(Dataset records)
.....
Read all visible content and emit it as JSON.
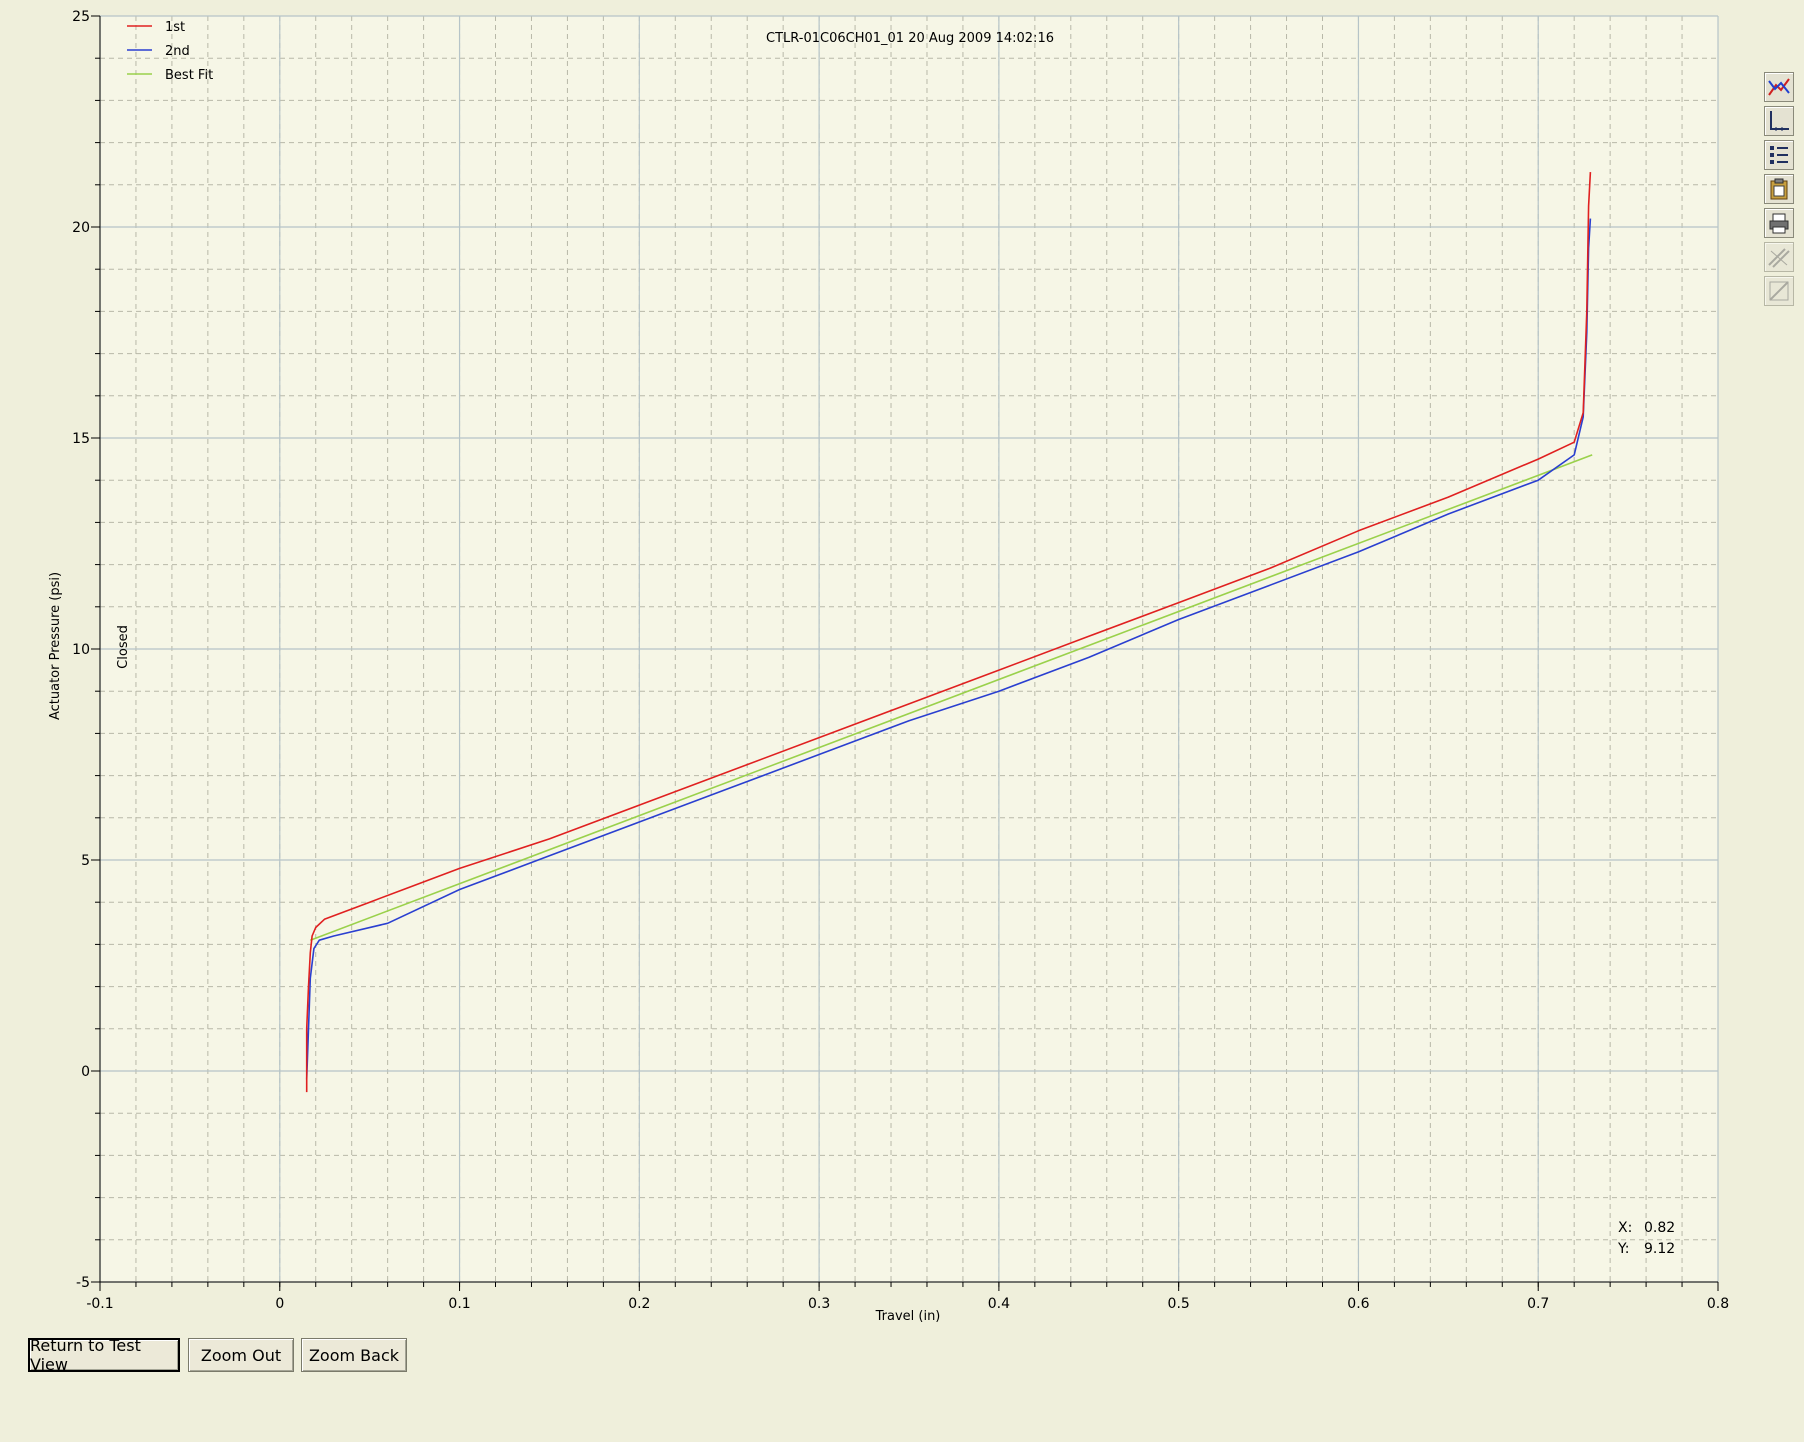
{
  "chart_data": {
    "type": "line",
    "title": "CTLR-01C06CH01_01 20 Aug 2009 14:02:16",
    "xlabel": "Travel (in)",
    "ylabel": "Actuator Pressure (psi)",
    "xlim": [
      -0.1,
      0.8
    ],
    "ylim": [
      -5,
      25
    ],
    "x_ticks": [
      "-0.1",
      "0",
      "0.1",
      "0.2",
      "0.3",
      "0.4",
      "0.5",
      "0.6",
      "0.7",
      "0.8"
    ],
    "y_ticks": [
      "-5",
      "0",
      "5",
      "10",
      "15",
      "20",
      "25"
    ],
    "grid": true,
    "legend_position": "top-left",
    "annotation": "Closed",
    "series": [
      {
        "name": "1st",
        "color": "#e02020",
        "x": [
          0.015,
          0.015,
          0.016,
          0.017,
          0.018,
          0.02,
          0.025,
          0.05,
          0.1,
          0.15,
          0.2,
          0.25,
          0.3,
          0.35,
          0.4,
          0.45,
          0.5,
          0.55,
          0.6,
          0.65,
          0.7,
          0.72,
          0.725,
          0.727,
          0.728,
          0.729
        ],
        "y": [
          -0.5,
          1.0,
          2.0,
          2.8,
          3.2,
          3.4,
          3.6,
          4.0,
          4.8,
          5.5,
          6.3,
          7.1,
          7.9,
          8.7,
          9.5,
          10.3,
          11.1,
          11.9,
          12.8,
          13.6,
          14.5,
          14.9,
          15.6,
          18.0,
          20.5,
          21.3
        ]
      },
      {
        "name": "2nd",
        "color": "#2a3fd0",
        "x": [
          0.015,
          0.016,
          0.017,
          0.019,
          0.022,
          0.03,
          0.06,
          0.1,
          0.15,
          0.2,
          0.25,
          0.3,
          0.35,
          0.4,
          0.45,
          0.5,
          0.55,
          0.6,
          0.65,
          0.7,
          0.72,
          0.725,
          0.727,
          0.728,
          0.729
        ],
        "y": [
          -0.2,
          1.0,
          2.2,
          2.9,
          3.1,
          3.2,
          3.5,
          4.3,
          5.1,
          5.9,
          6.7,
          7.5,
          8.3,
          9.0,
          9.8,
          10.7,
          11.5,
          12.3,
          13.2,
          14.0,
          14.6,
          15.5,
          17.5,
          19.5,
          20.2
        ]
      },
      {
        "name": "Best Fit",
        "color": "#9ad14b",
        "x": [
          0.017,
          0.73
        ],
        "y": [
          3.1,
          14.6
        ]
      }
    ]
  },
  "readout": {
    "x_label": "X:",
    "x_value": "0.82",
    "y_label": "Y:",
    "y_value": "9.12"
  },
  "buttons": {
    "return_label": "Return to Test View",
    "zoom_out_label": "Zoom Out",
    "zoom_back_label": "Zoom Back"
  },
  "toolbar": {
    "icons": [
      "chart-line-icon",
      "axis-icon",
      "legend-icon",
      "clipboard-icon",
      "print-icon",
      "hatch-icon",
      "sample-icon"
    ]
  }
}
.....
Scan the listing above. Gather each line that contains the word "Zoom".

— Output of the task —
    "zoom_out_label": "Zoom Out",
    "zoom_back_label": "Zoom Back"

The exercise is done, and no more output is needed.